[Begin INPUT RECORDS]

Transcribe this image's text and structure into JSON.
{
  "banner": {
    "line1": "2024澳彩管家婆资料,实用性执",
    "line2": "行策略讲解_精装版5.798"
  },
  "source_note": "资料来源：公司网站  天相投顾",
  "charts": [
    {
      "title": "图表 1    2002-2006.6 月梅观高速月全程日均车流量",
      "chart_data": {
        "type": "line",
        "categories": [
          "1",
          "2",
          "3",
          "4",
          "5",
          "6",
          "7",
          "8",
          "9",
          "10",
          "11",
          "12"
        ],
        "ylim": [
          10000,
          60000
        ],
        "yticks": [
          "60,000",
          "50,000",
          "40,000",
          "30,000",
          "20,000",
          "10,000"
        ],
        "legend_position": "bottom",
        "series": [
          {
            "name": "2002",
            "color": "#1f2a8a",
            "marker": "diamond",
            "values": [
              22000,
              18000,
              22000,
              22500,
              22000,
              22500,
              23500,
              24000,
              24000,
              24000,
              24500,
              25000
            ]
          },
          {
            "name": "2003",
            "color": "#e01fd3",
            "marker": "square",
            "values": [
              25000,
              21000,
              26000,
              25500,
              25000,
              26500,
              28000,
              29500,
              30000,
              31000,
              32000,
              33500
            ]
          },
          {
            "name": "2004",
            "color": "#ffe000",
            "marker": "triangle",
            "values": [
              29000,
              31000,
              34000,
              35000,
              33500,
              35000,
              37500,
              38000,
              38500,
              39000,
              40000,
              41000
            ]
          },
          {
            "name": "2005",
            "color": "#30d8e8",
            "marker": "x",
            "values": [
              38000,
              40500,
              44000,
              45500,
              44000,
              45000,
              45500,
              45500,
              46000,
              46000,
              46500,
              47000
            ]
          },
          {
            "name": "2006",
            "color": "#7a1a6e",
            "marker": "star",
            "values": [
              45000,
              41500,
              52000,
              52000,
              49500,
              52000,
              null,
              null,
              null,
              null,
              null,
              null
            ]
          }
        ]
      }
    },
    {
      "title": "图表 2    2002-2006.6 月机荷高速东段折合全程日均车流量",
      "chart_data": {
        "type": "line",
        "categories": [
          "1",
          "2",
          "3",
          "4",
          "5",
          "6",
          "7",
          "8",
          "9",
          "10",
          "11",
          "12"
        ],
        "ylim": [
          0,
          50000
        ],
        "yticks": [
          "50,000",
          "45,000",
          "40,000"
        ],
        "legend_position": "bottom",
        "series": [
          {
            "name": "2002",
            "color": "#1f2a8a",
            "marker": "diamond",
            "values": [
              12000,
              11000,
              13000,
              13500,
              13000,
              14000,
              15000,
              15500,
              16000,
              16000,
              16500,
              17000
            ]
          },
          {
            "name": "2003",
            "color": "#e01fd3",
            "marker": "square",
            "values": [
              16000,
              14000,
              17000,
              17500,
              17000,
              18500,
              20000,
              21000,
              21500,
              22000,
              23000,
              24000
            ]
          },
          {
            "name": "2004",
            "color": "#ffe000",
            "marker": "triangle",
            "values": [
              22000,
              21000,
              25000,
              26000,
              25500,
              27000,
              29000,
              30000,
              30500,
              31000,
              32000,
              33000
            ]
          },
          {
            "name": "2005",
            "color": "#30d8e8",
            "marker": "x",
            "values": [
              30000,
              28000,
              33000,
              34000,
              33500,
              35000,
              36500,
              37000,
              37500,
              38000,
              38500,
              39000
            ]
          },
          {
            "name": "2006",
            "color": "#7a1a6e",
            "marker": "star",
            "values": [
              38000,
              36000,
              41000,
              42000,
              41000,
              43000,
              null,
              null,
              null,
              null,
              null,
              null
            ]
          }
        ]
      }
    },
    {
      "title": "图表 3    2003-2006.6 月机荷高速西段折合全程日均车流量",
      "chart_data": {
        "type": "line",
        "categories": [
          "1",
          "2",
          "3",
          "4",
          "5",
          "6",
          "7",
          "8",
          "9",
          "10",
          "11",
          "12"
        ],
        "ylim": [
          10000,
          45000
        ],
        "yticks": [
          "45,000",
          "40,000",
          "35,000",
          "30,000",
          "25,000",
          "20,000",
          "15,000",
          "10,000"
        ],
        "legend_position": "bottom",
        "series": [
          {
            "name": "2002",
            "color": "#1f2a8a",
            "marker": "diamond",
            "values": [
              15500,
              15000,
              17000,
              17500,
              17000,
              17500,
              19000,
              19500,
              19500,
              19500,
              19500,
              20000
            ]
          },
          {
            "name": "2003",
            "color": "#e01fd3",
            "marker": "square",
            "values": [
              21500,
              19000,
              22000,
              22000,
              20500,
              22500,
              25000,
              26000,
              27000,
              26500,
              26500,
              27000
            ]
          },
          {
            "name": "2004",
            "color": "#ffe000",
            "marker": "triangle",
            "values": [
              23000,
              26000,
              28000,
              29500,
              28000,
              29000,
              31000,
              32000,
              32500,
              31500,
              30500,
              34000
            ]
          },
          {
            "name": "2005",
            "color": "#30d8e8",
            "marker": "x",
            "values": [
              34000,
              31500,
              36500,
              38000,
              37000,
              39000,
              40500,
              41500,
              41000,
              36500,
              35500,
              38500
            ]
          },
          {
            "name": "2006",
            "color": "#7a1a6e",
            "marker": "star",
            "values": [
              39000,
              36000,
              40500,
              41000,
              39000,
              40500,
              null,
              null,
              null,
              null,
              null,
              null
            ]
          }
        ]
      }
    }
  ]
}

[End INPUT RECORDS]

STATED GOAL: Restate the listing above word for word.

RESULT:
Transcribe this image's text and structure into JSON.
{
  "banner": {
    "line1": "2024澳彩管家婆资料,实用性执",
    "line2": "行策略讲解_精装版5.798"
  },
  "source_note": "资料来源：公司网站  天相投顾",
  "charts": [
    {
      "title": "图表 1    2002-2006.6 月梅观高速月全程日均车流量",
      "chart_data": {
        "type": "line",
        "categories": [
          "1",
          "2",
          "3",
          "4",
          "5",
          "6",
          "7",
          "8",
          "9",
          "10",
          "11",
          "12"
        ],
        "ylim": [
          10000,
          60000
        ],
        "yticks": [
          "60,000",
          "50,000",
          "40,000",
          "30,000",
          "20,000",
          "10,000"
        ],
        "legend_position": "bottom",
        "series": [
          {
            "name": "2002",
            "color": "#1f2a8a",
            "marker": "diamond",
            "values": [
              22000,
              18000,
              22000,
              22500,
              22000,
              22500,
              23500,
              24000,
              24000,
              24000,
              24500,
              25000
            ]
          },
          {
            "name": "2003",
            "color": "#e01fd3",
            "marker": "square",
            "values": [
              25000,
              21000,
              26000,
              25500,
              25000,
              26500,
              28000,
              29500,
              30000,
              31000,
              32000,
              33500
            ]
          },
          {
            "name": "2004",
            "color": "#ffe000",
            "marker": "triangle",
            "values": [
              29000,
              31000,
              34000,
              35000,
              33500,
              35000,
              37500,
              38000,
              38500,
              39000,
              40000,
              41000
            ]
          },
          {
            "name": "2005",
            "color": "#30d8e8",
            "marker": "x",
            "values": [
              38000,
              40500,
              44000,
              45500,
              44000,
              45000,
              45500,
              45500,
              46000,
              46000,
              46500,
              47000
            ]
          },
          {
            "name": "2006",
            "color": "#7a1a6e",
            "marker": "star",
            "values": [
              45000,
              41500,
              52000,
              52000,
              49500,
              52000,
              null,
              null,
              null,
              null,
              null,
              null
            ]
          }
        ]
      }
    },
    {
      "title": "图表 2    2002-2006.6 月机荷高速东段折合全程日均车流量",
      "chart_data": {
        "type": "line",
        "categories": [
          "1",
          "2",
          "3",
          "4",
          "5",
          "6",
          "7",
          "8",
          "9",
          "10",
          "11",
          "12"
        ],
        "ylim": [
          0,
          50000
        ],
        "yticks": [
          "50,000",
          "45,000",
          "40,000"
        ],
        "legend_position": "bottom",
        "series": [
          {
            "name": "2002",
            "color": "#1f2a8a",
            "marker": "diamond",
            "values": [
              12000,
              11000,
              13000,
              13500,
              13000,
              14000,
              15000,
              15500,
              16000,
              16000,
              16500,
              17000
            ]
          },
          {
            "name": "2003",
            "color": "#e01fd3",
            "marker": "square",
            "values": [
              16000,
              14000,
              17000,
              17500,
              17000,
              18500,
              20000,
              21000,
              21500,
              22000,
              23000,
              24000
            ]
          },
          {
            "name": "2004",
            "color": "#ffe000",
            "marker": "triangle",
            "values": [
              22000,
              21000,
              25000,
              26000,
              25500,
              27000,
              29000,
              30000,
              30500,
              31000,
              32000,
              33000
            ]
          },
          {
            "name": "2005",
            "color": "#30d8e8",
            "marker": "x",
            "values": [
              30000,
              28000,
              33000,
              34000,
              33500,
              35000,
              36500,
              37000,
              37500,
              38000,
              38500,
              39000
            ]
          },
          {
            "name": "2006",
            "color": "#7a1a6e",
            "marker": "star",
            "values": [
              38000,
              36000,
              41000,
              42000,
              41000,
              43000,
              null,
              null,
              null,
              null,
              null,
              null
            ]
          }
        ]
      }
    },
    {
      "title": "图表 3    2003-2006.6 月机荷高速西段折合全程日均车流量",
      "chart_data": {
        "type": "line",
        "categories": [
          "1",
          "2",
          "3",
          "4",
          "5",
          "6",
          "7",
          "8",
          "9",
          "10",
          "11",
          "12"
        ],
        "ylim": [
          10000,
          45000
        ],
        "yticks": [
          "45,000",
          "40,000",
          "35,000",
          "30,000",
          "25,000",
          "20,000",
          "15,000",
          "10,000"
        ],
        "legend_position": "bottom",
        "series": [
          {
            "name": "2002",
            "color": "#1f2a8a",
            "marker": "diamond",
            "values": [
              15500,
              15000,
              17000,
              17500,
              17000,
              17500,
              19000,
              19500,
              19500,
              19500,
              19500,
              20000
            ]
          },
          {
            "name": "2003",
            "color": "#e01fd3",
            "marker": "square",
            "values": [
              21500,
              19000,
              22000,
              22000,
              20500,
              22500,
              25000,
              26000,
              27000,
              26500,
              26500,
              27000
            ]
          },
          {
            "name": "2004",
            "color": "#ffe000",
            "marker": "triangle",
            "values": [
              23000,
              26000,
              28000,
              29500,
              28000,
              29000,
              31000,
              32000,
              32500,
              31500,
              30500,
              34000
            ]
          },
          {
            "name": "2005",
            "color": "#30d8e8",
            "marker": "x",
            "values": [
              34000,
              31500,
              36500,
              38000,
              37000,
              39000,
              40500,
              41500,
              41000,
              36500,
              35500,
              38500
            ]
          },
          {
            "name": "2006",
            "color": "#7a1a6e",
            "marker": "star",
            "values": [
              39000,
              36000,
              40500,
              41000,
              39000,
              40500,
              null,
              null,
              null,
              null,
              null,
              null
            ]
          }
        ]
      }
    }
  ]
}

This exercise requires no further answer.